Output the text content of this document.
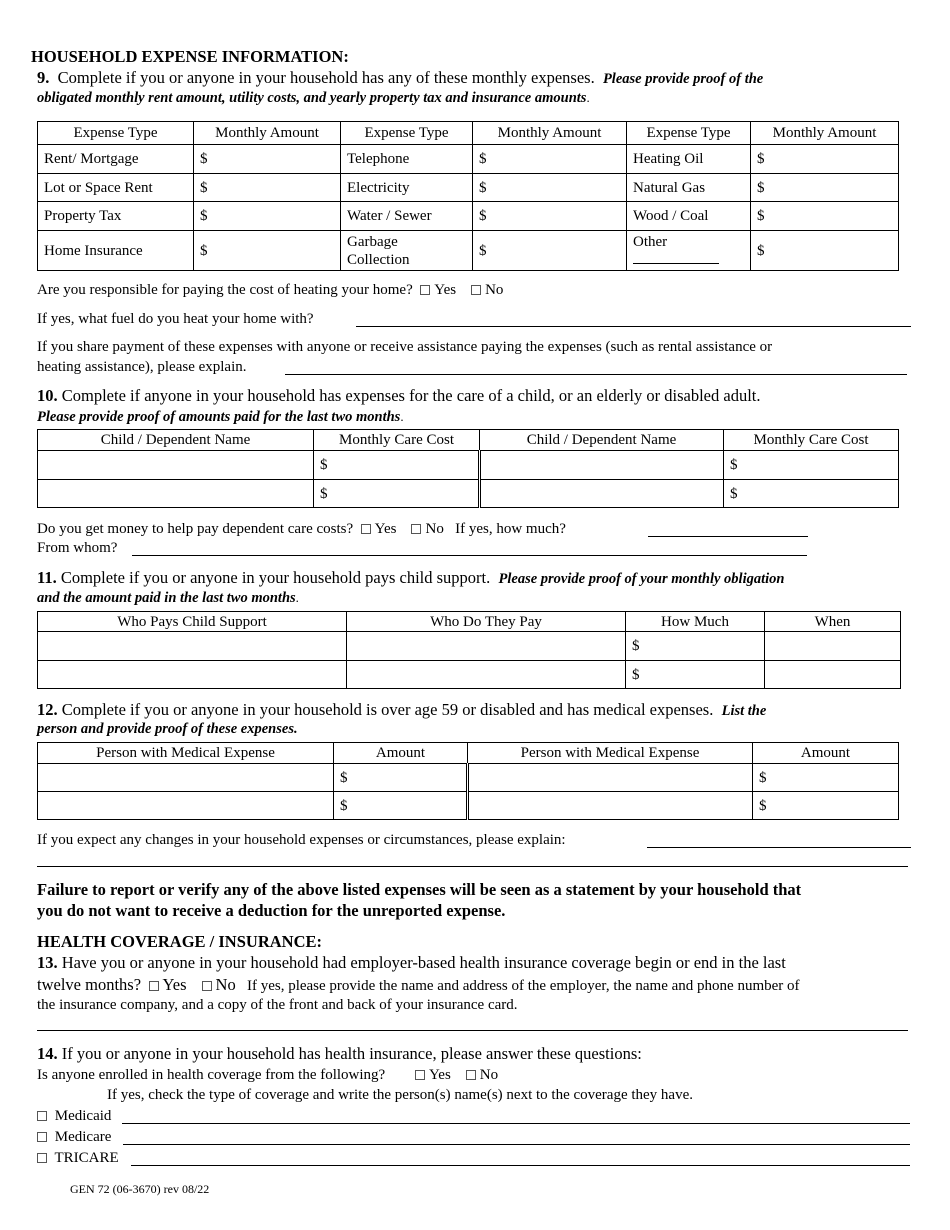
HOUSEHOLD EXPENSE INFORMATION:
9. Complete if you or anyone in your household has any of these monthly expenses. Please provide proof of the
obligated monthly rent amount, utility costs, and yearly property tax and insurance amounts.
Expense Type	Monthly Amount	Expense Type	Monthly Amount	Expense Type	Monthly Amount
Rent/ Mortgage	$	Telephone	$	Heating Oil	$
Lot or Space Rent	$	Electricity	$	Natural Gas	$
Property Tax	$	Water / Sewer	$	Wood / Coal	$
Home Insurance	$	Garbage
Collection	$	Other	$
Are you responsible for paying the cost of heating your home? Yes No
If yes, what fuel do you heat your home with?
If you share payment of these expenses with anyone or receive assistance paying the expenses (such as rental assistance or
heating assistance), please explain.
10. Complete if anyone in your household has expenses for the care of a child, or an elderly or disabled adult.
Please provide proof of amounts paid for the last two months.
Child / Dependent Name	Monthly Care Cost	Child / Dependent Name	Monthly Care Cost
	$		$
	$		$
Do you get money to help pay dependent care costs? Yes No If yes, how much?
From whom?
11. Complete if you or anyone in your household pays child support. Please provide proof of your monthly obligation
and the amount paid in the last two months.
Who Pays Child Support	Who Do They Pay	How Much	When
		$	
		$	
12. Complete if you or anyone in your household is over age 59 or disabled and has medical expenses. List the
person and provide proof of these expenses.
Person with Medical Expense	Amount	Person with Medical Expense	Amount
	$		$
	$		$
If you expect any changes in your household expenses or circumstances, please explain:
Failure to report or verify any of the above listed expenses will be seen as a statement by your household that
you do not want to receive a deduction for the unreported expense.
HEALTH COVERAGE / INSURANCE:
13. Have you or anyone in your household had employer-based health insurance coverage begin or end in the last
twelve months? Yes No If yes, please provide the name and address of the employer, the name and phone number of
the insurance company, and a copy of the front and back of your insurance card.
14. If you or anyone in your household has health insurance, please answer these questions:
Is anyone enrolled in health coverage from the following?	Yes No
If yes, check the type of coverage and write the person(s) name(s) next to the coverage they have.
Medicaid
Medicare
TRICARE
GEN 72 (06-3670) rev 08/22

To be done:
Search the preceding listing for "employer" and extract every line where it is found.

Final answer:
13. Have you or anyone in your household had employer-based health insurance coverage begin or end in the last
twelve months? Yes No If yes, please provide the name and address of the employer, the name and phone number of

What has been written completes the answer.